— WHAT THE TASK REQUIRES —
Report each line of the data that has "thres" somewhere in it.

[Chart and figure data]
• • • • • • •

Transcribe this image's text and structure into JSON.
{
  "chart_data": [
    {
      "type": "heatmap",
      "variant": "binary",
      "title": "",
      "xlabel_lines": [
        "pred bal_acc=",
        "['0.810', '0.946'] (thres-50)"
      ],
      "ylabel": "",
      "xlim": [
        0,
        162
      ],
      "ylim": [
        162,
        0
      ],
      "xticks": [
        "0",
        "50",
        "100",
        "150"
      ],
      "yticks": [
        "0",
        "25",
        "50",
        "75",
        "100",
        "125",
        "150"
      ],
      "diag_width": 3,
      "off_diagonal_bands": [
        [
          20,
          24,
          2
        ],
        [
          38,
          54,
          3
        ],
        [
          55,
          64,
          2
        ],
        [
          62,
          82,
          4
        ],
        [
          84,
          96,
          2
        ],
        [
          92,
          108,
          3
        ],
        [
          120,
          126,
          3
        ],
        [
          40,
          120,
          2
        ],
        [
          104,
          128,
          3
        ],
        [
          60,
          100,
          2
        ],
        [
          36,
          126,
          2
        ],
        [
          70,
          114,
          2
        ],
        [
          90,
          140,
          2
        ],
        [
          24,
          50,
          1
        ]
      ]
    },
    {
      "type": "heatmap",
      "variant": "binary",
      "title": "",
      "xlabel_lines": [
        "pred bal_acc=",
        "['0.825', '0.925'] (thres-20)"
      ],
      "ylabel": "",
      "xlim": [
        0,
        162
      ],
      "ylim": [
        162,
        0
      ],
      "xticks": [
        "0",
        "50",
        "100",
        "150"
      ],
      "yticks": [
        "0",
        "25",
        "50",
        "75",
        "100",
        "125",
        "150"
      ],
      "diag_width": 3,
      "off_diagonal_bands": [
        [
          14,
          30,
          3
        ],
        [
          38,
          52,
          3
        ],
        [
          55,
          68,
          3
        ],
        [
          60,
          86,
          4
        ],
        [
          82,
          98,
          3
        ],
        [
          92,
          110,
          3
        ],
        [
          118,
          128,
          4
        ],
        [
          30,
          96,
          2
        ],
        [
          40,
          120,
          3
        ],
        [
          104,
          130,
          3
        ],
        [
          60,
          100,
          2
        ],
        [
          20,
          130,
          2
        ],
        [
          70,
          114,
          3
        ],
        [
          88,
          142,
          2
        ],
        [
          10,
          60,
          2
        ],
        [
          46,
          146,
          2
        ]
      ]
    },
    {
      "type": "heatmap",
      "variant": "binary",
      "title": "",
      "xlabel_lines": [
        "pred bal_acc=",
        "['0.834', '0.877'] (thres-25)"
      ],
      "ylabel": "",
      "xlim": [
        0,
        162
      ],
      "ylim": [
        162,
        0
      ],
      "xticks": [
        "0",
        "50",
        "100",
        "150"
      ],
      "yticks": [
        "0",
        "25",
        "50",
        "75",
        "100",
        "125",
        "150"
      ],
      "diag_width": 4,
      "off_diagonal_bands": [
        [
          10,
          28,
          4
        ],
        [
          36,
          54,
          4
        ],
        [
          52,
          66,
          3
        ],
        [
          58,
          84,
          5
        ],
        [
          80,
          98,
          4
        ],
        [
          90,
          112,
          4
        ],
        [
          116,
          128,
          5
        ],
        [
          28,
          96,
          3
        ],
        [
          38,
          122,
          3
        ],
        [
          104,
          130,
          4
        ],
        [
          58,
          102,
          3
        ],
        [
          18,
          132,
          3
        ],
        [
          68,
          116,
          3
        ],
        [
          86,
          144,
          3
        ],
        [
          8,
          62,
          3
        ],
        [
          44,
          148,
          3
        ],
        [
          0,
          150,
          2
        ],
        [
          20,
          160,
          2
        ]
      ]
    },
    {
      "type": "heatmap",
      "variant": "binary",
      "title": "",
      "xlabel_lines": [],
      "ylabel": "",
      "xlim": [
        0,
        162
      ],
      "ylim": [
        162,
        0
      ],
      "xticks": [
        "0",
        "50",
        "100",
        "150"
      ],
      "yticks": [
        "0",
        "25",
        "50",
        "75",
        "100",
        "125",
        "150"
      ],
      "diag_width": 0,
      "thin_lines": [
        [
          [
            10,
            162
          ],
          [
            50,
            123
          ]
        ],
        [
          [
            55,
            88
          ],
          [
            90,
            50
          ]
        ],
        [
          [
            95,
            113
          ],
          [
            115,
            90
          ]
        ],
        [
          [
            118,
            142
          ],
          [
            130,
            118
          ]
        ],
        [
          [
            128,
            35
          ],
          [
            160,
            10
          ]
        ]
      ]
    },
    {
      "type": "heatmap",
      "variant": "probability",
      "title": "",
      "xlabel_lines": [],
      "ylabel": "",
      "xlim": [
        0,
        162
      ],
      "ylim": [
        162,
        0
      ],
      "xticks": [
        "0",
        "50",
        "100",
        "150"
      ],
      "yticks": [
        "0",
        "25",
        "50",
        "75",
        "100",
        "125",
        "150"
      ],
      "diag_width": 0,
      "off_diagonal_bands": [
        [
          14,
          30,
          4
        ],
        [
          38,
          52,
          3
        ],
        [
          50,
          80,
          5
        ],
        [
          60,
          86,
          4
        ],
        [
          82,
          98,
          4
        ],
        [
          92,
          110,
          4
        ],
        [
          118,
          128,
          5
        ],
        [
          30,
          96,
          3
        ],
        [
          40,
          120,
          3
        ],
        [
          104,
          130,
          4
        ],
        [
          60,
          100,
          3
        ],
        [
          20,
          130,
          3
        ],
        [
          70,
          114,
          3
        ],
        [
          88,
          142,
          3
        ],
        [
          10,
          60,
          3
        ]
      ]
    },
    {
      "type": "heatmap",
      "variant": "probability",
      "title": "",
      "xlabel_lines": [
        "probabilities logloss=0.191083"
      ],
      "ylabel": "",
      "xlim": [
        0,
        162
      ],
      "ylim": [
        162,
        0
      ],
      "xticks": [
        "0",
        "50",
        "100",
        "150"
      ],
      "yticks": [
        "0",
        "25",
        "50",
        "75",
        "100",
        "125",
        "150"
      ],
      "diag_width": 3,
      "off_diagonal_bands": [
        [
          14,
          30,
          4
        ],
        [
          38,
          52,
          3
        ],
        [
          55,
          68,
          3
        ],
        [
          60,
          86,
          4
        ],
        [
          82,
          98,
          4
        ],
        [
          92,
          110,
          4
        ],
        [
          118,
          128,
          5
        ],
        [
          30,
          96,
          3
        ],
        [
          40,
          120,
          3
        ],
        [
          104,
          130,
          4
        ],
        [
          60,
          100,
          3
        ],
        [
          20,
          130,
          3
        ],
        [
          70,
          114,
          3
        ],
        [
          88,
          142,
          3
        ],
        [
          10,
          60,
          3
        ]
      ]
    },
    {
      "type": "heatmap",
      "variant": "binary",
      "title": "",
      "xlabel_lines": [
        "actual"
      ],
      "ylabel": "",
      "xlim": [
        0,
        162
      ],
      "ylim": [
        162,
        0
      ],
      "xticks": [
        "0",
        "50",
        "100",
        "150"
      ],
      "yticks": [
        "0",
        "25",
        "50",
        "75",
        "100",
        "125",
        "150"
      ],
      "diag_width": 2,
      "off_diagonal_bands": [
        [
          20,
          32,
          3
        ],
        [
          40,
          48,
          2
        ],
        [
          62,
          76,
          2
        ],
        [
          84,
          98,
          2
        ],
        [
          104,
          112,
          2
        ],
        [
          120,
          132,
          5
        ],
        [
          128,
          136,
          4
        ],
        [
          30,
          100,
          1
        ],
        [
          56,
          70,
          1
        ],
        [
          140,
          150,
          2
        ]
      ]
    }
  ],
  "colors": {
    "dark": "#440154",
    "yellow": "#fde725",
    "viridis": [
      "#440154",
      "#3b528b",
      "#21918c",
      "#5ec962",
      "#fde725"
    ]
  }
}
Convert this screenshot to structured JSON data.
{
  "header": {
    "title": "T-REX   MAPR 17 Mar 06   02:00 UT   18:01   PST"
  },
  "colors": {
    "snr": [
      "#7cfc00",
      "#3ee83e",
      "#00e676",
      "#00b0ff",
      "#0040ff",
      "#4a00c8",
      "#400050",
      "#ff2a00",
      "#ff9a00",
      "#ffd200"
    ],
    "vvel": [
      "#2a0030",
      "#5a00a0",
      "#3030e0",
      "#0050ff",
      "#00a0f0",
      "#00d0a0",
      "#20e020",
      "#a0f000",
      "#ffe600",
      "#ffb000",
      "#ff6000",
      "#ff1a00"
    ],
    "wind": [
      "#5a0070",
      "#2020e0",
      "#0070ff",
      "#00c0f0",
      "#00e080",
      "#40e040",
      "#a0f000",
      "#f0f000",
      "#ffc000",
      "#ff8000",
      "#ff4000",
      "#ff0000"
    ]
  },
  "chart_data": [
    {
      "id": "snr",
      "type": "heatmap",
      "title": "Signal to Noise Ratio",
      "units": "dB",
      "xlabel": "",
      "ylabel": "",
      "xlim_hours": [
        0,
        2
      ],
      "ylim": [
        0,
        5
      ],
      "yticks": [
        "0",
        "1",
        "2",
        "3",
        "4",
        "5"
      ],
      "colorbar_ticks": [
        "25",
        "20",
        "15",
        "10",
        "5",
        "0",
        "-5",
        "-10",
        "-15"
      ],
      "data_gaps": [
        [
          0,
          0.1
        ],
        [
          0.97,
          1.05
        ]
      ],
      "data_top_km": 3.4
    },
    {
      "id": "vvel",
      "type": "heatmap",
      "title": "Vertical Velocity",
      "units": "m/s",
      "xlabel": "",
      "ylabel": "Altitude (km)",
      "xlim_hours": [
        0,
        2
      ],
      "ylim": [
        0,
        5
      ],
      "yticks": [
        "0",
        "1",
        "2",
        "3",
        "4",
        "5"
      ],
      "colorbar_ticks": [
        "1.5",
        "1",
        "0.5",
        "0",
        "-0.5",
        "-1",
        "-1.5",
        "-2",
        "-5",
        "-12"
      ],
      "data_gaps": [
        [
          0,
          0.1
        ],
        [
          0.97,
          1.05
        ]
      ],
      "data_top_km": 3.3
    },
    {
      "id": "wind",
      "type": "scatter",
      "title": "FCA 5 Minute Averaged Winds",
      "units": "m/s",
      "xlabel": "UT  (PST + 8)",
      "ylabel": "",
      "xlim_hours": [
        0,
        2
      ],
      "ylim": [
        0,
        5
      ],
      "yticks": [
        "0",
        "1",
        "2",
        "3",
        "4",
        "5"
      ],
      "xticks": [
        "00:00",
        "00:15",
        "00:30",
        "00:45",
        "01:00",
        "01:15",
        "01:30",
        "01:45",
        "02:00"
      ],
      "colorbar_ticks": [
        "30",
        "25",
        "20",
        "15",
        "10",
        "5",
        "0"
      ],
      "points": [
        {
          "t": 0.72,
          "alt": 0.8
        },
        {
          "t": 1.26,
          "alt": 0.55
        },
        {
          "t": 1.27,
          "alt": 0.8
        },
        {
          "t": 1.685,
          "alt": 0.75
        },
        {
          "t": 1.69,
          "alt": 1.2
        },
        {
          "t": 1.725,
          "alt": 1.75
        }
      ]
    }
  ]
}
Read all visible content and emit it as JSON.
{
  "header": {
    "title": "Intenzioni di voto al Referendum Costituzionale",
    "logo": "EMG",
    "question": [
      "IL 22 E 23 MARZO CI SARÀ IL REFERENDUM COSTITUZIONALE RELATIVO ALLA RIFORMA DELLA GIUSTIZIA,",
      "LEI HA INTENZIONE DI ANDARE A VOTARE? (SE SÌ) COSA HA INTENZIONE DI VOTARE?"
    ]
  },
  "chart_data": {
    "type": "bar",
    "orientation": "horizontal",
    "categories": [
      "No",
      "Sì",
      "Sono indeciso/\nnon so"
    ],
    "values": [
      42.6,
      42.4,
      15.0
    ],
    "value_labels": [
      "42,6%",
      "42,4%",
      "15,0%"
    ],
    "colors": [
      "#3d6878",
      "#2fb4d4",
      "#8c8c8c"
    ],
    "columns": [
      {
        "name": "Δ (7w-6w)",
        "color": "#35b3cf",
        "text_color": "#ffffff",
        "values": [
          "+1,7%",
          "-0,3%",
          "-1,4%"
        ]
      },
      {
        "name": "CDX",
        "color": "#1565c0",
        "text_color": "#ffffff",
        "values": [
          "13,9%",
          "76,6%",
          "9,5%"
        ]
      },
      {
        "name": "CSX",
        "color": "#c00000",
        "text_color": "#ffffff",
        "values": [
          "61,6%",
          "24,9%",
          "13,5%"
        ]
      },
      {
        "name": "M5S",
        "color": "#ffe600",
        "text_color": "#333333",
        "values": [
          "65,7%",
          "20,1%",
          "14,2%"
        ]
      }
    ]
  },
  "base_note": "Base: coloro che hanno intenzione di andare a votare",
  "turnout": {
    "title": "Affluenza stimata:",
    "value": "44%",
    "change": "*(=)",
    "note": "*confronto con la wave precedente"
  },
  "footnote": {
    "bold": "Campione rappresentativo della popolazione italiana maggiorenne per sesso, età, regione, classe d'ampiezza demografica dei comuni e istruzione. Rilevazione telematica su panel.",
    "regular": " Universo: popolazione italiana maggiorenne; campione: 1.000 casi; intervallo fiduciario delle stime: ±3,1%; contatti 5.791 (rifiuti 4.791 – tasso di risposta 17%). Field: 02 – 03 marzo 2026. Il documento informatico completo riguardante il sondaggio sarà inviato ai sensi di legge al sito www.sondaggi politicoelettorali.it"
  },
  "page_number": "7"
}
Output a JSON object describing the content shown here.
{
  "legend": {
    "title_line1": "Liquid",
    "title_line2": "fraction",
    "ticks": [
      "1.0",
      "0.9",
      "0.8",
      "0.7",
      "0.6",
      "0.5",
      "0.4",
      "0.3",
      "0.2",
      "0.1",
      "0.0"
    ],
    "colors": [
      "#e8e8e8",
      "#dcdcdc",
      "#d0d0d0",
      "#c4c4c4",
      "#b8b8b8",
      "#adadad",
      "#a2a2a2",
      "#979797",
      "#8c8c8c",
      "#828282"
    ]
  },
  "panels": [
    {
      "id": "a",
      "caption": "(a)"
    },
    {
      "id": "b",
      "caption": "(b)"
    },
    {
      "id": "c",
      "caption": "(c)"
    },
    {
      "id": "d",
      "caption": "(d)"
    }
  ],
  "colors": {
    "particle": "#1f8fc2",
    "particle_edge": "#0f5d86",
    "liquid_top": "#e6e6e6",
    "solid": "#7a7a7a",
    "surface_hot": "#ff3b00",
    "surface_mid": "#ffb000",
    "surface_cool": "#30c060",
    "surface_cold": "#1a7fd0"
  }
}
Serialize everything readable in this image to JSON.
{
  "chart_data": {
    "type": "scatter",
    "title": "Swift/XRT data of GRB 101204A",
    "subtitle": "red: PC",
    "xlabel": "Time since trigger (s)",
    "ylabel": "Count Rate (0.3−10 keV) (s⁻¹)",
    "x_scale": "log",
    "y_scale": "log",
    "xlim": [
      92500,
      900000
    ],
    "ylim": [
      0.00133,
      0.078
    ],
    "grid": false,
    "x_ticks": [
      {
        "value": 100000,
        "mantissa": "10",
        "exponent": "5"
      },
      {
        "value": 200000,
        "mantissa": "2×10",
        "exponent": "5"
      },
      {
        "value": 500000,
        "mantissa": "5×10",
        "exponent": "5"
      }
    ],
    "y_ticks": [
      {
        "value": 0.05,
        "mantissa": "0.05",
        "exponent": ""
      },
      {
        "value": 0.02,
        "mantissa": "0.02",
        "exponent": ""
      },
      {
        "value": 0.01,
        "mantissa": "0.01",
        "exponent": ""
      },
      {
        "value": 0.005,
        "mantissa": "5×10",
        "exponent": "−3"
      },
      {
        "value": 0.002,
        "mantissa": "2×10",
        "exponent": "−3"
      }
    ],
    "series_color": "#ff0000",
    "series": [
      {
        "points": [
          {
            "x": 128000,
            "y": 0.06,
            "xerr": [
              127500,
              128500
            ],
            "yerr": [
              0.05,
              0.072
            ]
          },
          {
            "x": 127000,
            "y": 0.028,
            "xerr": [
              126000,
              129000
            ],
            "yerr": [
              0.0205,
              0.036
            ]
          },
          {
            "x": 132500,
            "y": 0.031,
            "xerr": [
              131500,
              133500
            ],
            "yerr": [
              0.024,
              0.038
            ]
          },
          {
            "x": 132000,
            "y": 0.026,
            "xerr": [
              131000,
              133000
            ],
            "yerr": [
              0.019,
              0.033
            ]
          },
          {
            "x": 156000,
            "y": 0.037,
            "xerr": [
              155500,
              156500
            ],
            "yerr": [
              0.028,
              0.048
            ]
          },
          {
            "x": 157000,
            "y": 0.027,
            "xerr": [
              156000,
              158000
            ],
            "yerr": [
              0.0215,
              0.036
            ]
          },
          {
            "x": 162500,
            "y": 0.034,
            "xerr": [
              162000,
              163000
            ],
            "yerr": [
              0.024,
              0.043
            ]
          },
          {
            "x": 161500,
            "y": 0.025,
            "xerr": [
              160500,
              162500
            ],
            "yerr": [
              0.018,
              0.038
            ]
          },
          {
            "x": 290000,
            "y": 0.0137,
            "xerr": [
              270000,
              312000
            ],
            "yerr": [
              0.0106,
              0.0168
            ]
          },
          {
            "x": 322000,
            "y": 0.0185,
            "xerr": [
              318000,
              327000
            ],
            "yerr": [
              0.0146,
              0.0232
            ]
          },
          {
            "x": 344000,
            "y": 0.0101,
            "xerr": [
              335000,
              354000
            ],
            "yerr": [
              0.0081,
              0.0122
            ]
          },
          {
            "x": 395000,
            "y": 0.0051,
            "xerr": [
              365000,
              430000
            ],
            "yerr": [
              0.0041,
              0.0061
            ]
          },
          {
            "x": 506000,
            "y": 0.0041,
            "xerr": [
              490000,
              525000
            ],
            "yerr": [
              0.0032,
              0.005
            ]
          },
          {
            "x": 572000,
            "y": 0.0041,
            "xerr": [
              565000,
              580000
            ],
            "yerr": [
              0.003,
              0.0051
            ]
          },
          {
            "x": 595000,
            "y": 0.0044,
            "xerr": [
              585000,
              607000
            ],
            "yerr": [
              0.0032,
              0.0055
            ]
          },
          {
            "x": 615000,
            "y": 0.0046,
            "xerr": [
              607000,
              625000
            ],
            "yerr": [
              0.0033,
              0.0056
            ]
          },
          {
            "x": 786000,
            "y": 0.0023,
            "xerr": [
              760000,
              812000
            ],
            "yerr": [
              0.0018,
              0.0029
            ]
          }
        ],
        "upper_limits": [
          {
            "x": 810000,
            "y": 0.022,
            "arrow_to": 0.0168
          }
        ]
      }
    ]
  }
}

• • • • • • •

— TASK RESPONSE —
        "['0.810', '0.946'] (thres-50)"
        "['0.825', '0.925'] (thres-20)"
        "['0.834', '0.877'] (thres-25)"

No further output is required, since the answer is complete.